### AUSGEWÄHLTER AUSZUG
□ □ □ □

Bestimmtheit der Zinsfestsetzung - Zusammenfassung mehrerer Zinsansprüche in einem Bescheid - Eigenständige Auslegung eines Zinsbescheids durch den BFH


Leitsatz

NV: Das für Zinsbescheide zu beachtende Bestimmtheitsgebot kann auch dadurch gewahrt werden, dass verschiedene Zinsansprüche in einem formellen Bescheid zusammengefasst werden .

Tatbestand

1

I. Gegenüber der Klägerin und Beschwerdeführerin (Klägerin), einer KG, wurden im [X.] an den Senatsbeschluss vom 29. November 2006 I R 78-80/05 ([X.], 1091) mit Bescheid vom 19. Juli 2007 "die Aussetzungszinsen (Zinsbetrag Abschnitt [X.]) ... auf … € festgesetzt". In Abschnitt [X.] werden in drei Zeilen u.a. die jeweils ausgesetzten Steuerbeträge (Körperschaftsteuer 1990 sowie für die Körperschaftsteuer 1988 aufgeteilt auf zwei Zeilen), die jeweils nach § 238 Abs. 2 der Abgabenordnung ([X.]) abgerundeten und zu verzinsenden Beträge sowie in der [X.] die jeweiligen --aus den [X.] ausgewiesen. Die Summe dieser letzten Spalte ergibt gemäß der vierten Zeile die "[X.]/Gesamtbetrag" in Höhe von … € sowie gemäß der fünften Zeile die (den) "[X.]/Gesamtbetrag nach Rundung des jeweiligen Zinsbetrags" in Höhe von … €. Zwischen den Beteiligten ist umstritten, ob der innerhalb der Festsetzungsfrist des § 239 Abs. 1 [X.] ergangene Bescheid inhaltlich hinreichend bestimmt oder --wie von der Klägerin geltend gemacht-- nichtig ist. Während des [X.] wurden die o.g. Beträge zwar geändert; in der Sache blieb der Rechtsbehelf jedoch ohne Erfolg. Die Klage wurde vom [X.] ([X.]) abgewiesen und die Revision nicht zugelassen ([X.] Nürnberg, Urteil vom 23. Oktober 2012  1 K 128/10). Gegen Letzteres richtet sich die Beschwerde der Klägerin.

□ □ □ □

### Zeilen des Datensatzes
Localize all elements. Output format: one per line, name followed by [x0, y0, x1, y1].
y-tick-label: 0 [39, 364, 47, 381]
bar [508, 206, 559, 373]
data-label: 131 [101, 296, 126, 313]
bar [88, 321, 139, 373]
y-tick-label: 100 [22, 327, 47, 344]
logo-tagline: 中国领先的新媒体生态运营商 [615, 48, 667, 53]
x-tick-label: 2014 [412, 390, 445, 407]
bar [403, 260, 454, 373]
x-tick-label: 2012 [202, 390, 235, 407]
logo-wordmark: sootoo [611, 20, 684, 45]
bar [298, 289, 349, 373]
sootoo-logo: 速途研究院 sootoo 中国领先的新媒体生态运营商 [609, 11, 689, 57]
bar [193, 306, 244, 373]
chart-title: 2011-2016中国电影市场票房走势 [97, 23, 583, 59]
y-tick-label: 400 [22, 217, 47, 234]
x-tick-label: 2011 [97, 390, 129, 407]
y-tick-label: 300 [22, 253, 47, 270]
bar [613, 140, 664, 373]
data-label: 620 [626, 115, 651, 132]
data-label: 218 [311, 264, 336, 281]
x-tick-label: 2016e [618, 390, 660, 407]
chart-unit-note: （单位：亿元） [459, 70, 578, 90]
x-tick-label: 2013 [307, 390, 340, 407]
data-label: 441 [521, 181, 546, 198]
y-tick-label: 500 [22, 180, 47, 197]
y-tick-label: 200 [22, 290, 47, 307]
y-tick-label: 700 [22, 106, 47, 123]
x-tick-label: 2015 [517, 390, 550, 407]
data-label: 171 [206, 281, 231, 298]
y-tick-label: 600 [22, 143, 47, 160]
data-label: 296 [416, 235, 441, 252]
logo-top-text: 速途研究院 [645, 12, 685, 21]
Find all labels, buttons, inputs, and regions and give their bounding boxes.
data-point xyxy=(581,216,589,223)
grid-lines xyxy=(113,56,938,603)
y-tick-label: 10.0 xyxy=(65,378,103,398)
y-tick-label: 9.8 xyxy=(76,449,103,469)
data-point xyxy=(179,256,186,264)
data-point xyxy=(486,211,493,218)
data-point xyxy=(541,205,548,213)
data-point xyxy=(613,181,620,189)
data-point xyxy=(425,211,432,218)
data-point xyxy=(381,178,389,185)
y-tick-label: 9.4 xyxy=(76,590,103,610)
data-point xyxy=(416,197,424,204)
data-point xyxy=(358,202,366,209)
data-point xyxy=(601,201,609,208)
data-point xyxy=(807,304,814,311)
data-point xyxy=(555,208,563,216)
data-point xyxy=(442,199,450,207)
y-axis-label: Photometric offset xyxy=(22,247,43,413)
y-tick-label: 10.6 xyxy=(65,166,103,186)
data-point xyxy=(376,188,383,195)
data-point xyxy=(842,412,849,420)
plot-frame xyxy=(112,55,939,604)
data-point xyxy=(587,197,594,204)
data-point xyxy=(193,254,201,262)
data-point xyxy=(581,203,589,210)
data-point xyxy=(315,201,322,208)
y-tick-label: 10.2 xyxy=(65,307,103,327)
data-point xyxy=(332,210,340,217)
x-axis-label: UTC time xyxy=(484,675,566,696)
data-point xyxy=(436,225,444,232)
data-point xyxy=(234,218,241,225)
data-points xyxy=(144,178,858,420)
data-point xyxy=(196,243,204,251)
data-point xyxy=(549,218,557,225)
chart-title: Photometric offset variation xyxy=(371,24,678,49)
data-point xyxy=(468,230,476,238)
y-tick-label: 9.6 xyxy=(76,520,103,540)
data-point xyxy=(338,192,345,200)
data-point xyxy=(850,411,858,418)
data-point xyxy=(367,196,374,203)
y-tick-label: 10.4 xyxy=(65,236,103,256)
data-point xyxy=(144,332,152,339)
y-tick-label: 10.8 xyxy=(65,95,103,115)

□ □ □ □

### AUFGABEN
A – Beantworten Sie anhand des Auszugs zur Bestimmtheit der Zinsfestsetzung:
(i) Wodurch kann laut Leitsatz das Bestimmtheitsgebot für Zinsbescheide gewahrt werden?
(ii) Welche Rechtsform hat die Klägerin?
(iii) An welchem Tag erging das Urteil, mit dem die Klage abgewiesen wurde?
B – Schreiben Sie aus dem Auszug zur Bestimmtheit der Zinsfestsetzung den Abschnitt von „NV: Das für“ bis einschließlich „zusammengefasst werden .“ ab.
Die Daten spielen hierfür keine Rolle.

### LÖSUNGEN
A –
(i) Dadurch, dass verschiedene Zinsansprüche in einem formellen Bescheid zusammengefasst werden.
(ii) Sie ist eine KG.
(iii) Am 23. Oktober 2012.

B –
NV: Das für Zinsbescheide zu beachtende Bestimmtheitsgebot kann auch dadurch gewahrt werden, dass verschiedene Zinsansprüche in einem formellen Bescheid zusammengefasst werden .